══ Dataset records

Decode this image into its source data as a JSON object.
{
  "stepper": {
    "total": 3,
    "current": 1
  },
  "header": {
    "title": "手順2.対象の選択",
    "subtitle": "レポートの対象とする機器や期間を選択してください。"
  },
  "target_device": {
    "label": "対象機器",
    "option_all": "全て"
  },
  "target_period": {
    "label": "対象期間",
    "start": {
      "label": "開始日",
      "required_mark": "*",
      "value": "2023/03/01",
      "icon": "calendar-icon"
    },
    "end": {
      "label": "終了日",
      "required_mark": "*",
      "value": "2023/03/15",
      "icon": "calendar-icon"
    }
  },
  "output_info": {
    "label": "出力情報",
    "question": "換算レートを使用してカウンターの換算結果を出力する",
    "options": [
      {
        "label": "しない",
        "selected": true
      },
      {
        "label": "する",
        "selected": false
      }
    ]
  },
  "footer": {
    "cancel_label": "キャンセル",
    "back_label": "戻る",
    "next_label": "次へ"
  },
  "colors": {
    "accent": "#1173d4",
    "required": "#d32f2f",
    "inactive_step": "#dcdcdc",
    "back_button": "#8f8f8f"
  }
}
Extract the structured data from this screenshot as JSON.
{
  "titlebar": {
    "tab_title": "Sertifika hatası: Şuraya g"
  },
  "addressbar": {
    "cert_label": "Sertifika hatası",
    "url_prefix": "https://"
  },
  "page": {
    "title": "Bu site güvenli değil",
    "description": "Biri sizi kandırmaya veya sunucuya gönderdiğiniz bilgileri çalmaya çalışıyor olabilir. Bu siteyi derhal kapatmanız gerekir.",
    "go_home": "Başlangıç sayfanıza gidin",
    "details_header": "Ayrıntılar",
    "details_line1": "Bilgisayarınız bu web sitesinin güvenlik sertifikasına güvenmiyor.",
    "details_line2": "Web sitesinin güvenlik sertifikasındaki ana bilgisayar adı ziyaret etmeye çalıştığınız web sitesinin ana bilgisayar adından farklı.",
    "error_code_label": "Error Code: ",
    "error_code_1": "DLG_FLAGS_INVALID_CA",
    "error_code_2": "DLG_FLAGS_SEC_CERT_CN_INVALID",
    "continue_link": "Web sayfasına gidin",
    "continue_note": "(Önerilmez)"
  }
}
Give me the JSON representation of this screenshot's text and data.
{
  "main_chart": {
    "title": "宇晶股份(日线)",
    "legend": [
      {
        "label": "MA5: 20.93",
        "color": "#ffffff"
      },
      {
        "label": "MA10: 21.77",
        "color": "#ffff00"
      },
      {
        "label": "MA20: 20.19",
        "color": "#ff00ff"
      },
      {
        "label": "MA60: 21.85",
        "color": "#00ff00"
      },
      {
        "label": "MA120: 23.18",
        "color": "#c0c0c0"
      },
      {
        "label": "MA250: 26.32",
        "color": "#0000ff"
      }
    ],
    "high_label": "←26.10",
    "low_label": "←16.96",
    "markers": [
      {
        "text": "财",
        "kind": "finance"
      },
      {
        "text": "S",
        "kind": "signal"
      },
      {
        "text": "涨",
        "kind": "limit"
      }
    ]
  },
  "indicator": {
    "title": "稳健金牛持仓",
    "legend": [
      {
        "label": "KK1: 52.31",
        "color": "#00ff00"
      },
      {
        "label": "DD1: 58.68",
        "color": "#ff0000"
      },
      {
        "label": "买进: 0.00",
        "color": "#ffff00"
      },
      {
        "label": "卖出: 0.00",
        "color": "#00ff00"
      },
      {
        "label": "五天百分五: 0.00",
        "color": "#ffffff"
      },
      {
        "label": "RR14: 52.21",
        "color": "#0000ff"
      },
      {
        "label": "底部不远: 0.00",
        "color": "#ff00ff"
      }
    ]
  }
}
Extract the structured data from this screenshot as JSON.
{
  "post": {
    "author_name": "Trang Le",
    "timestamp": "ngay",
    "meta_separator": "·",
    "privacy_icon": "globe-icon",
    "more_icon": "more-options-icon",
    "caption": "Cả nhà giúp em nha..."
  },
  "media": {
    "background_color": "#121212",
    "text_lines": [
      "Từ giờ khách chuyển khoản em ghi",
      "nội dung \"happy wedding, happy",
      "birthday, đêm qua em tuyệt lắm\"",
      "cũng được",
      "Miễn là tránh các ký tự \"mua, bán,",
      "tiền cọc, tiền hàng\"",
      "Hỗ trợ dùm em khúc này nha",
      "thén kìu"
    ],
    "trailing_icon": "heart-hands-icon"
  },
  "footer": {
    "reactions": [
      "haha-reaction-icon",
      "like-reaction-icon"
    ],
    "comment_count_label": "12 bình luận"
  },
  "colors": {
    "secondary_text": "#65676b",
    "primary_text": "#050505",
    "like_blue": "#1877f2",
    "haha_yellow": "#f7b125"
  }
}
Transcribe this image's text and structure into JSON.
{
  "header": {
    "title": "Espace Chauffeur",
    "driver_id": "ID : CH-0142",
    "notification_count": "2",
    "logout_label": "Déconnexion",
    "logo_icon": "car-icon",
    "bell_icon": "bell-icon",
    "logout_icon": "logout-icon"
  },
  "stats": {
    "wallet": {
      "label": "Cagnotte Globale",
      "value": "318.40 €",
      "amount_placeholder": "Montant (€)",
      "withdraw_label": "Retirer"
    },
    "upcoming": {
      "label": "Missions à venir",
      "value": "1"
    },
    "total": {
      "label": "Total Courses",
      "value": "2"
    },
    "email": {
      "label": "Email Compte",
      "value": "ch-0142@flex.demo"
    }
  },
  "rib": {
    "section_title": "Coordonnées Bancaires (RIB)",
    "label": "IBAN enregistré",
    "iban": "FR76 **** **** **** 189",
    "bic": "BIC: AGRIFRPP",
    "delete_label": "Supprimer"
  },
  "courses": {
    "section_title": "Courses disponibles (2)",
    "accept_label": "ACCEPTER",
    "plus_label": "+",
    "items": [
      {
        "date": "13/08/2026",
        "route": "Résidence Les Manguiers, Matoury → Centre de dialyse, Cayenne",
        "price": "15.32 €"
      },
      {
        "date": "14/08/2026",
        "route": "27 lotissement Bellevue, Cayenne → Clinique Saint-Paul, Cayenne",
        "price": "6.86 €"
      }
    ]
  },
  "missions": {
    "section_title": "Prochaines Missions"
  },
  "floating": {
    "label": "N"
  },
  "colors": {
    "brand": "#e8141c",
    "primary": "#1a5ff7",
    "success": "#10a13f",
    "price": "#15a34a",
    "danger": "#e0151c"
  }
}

════

Exercise task: Copy out all of the records above with nothing altered.

Solved problem:
Decode this image into its source data as a JSON object.
{
  "stepper": {
    "total": 3,
    "current": 1
  },
  "header": {
    "title": "手順2.対象の選択",
    "subtitle": "レポートの対象とする機器や期間を選択してください。"
  },
  "target_device": {
    "label": "対象機器",
    "option_all": "全て"
  },
  "target_period": {
    "label": "対象期間",
    "start": {
      "label": "開始日",
      "required_mark": "*",
      "value": "2023/03/01",
      "icon": "calendar-icon"
    },
    "end": {
      "label": "終了日",
      "required_mark": "*",
      "value": "2023/03/15",
      "icon": "calendar-icon"
    }
  },
  "output_info": {
    "label": "出力情報",
    "question": "換算レートを使用してカウンターの換算結果を出力する",
    "options": [
      {
        "label": "しない",
        "selected": true
      },
      {
        "label": "する",
        "selected": false
      }
    ]
  },
  "footer": {
    "cancel_label": "キャンセル",
    "back_label": "戻る",
    "next_label": "次へ"
  },
  "colors": {
    "accent": "#1173d4",
    "required": "#d32f2f",
    "inactive_step": "#dcdcdc",
    "back_button": "#8f8f8f"
  }
}
Extract the structured data from this screenshot as JSON.
{
  "titlebar": {
    "tab_title": "Sertifika hatası: Şuraya g"
  },
  "addressbar": {
    "cert_label": "Sertifika hatası",
    "url_prefix": "https://"
  },
  "page": {
    "title": "Bu site güvenli değil",
    "description": "Biri sizi kandırmaya veya sunucuya gönderdiğiniz bilgileri çalmaya çalışıyor olabilir. Bu siteyi derhal kapatmanız gerekir.",
    "go_home": "Başlangıç sayfanıza gidin",
    "details_header": "Ayrıntılar",
    "details_line1": "Bilgisayarınız bu web sitesinin güvenlik sertifikasına güvenmiyor.",
    "details_line2": "Web sitesinin güvenlik sertifikasındaki ana bilgisayar adı ziyaret etmeye çalıştığınız web sitesinin ana bilgisayar adından farklı.",
    "error_code_label": "Error Code: ",
    "error_code_1": "DLG_FLAGS_INVALID_CA",
    "error_code_2": "DLG_FLAGS_SEC_CERT_CN_INVALID",
    "continue_link": "Web sayfasına gidin",
    "continue_note": "(Önerilmez)"
  }
}
Give me the JSON representation of this screenshot's text and data.
{
  "main_chart": {
    "title": "宇晶股份(日线)",
    "legend": [
      {
        "label": "MA5: 20.93",
        "color": "#ffffff"
      },
      {
        "label": "MA10: 21.77",
        "color": "#ffff00"
      },
      {
        "label": "MA20: 20.19",
        "color": "#ff00ff"
      },
      {
        "label": "MA60: 21.85",
        "color": "#00ff00"
      },
      {
        "label": "MA120: 23.18",
        "color": "#c0c0c0"
      },
      {
        "label": "MA250: 26.32",
        "color": "#0000ff"
      }
    ],
    "high_label": "←26.10",
    "low_label": "←16.96",
    "markers": [
      {
        "text": "财",
        "kind": "finance"
      },
      {
        "text": "S",
        "kind": "signal"
      },
      {
        "text": "涨",
        "kind": "limit"
      }
    ]
  },
  "indicator": {
    "title": "稳健金牛持仓",
    "legend": [
      {
        "label": "KK1: 52.31",
        "color": "#00ff00"
      },
      {
        "label": "DD1: 58.68",
        "color": "#ff0000"
      },
      {
        "label": "买进: 0.00",
        "color": "#ffff00"
      },
      {
        "label": "卖出: 0.00",
        "color": "#00ff00"
      },
      {
        "label": "五天百分五: 0.00",
        "color": "#ffffff"
      },
      {
        "label": "RR14: 52.21",
        "color": "#0000ff"
      },
      {
        "label": "底部不远: 0.00",
        "color": "#ff00ff"
      }
    ]
  }
}
Extract the structured data from this screenshot as JSON.
{
  "post": {
    "author_name": "Trang Le",
    "timestamp": "ngay",
    "meta_separator": "·",
    "privacy_icon": "globe-icon",
    "more_icon": "more-options-icon",
    "caption": "Cả nhà giúp em nha..."
  },
  "media": {
    "background_color": "#121212",
    "text_lines": [
      "Từ giờ khách chuyển khoản em ghi",
      "nội dung \"happy wedding, happy",
      "birthday, đêm qua em tuyệt lắm\"",
      "cũng được",
      "Miễn là tránh các ký tự \"mua, bán,",
      "tiền cọc, tiền hàng\"",
      "Hỗ trợ dùm em khúc này nha",
      "thén kìu"
    ],
    "trailing_icon": "heart-hands-icon"
  },
  "footer": {
    "reactions": [
      "haha-reaction-icon",
      "like-reaction-icon"
    ],
    "comment_count_label": "12 bình luận"
  },
  "colors": {
    "secondary_text": "#65676b",
    "primary_text": "#050505",
    "like_blue": "#1877f2",
    "haha_yellow": "#f7b125"
  }
}
Transcribe this image's text and structure into JSON.
{
  "header": {
    "title": "Espace Chauffeur",
    "driver_id": "ID : CH-0142",
    "notification_count": "2",
    "logout_label": "Déconnexion",
    "logo_icon": "car-icon",
    "bell_icon": "bell-icon",
    "logout_icon": "logout-icon"
  },
  "stats": {
    "wallet": {
      "label": "Cagnotte Globale",
      "value": "318.40 €",
      "amount_placeholder": "Montant (€)",
      "withdraw_label": "Retirer"
    },
    "upcoming": {
      "label": "Missions à venir",
      "value": "1"
    },
    "total": {
      "label": "Total Courses",
      "value": "2"
    },
    "email": {
      "label": "Email Compte",
      "value": "ch-0142@flex.demo"
    }
  },
  "rib": {
    "section_title": "Coordonnées Bancaires (RIB)",
    "label": "IBAN enregistré",
    "iban": "FR76 **** **** **** 189",
    "bic": "BIC: AGRIFRPP",
    "delete_label": "Supprimer"
  },
  "courses": {
    "section_title": "Courses disponibles (2)",
    "accept_label": "ACCEPTER",
    "plus_label": "+",
    "items": [
      {
        "date": "13/08/2026",
        "route": "Résidence Les Manguiers, Matoury → Centre de dialyse, Cayenne",
        "price": "15.32 €"
      },
      {
        "date": "14/08/2026",
        "route": "27 lotissement Bellevue, Cayenne → Clinique Saint-Paul, Cayenne",
        "price": "6.86 €"
      }
    ]
  },
  "missions": {
    "section_title": "Prochaines Missions"
  },
  "floating": {
    "label": "N"
  },
  "colors": {
    "brand": "#e8141c",
    "primary": "#1a5ff7",
    "success": "#10a13f",
    "price": "#15a34a",
    "danger": "#e0151c"
  }
}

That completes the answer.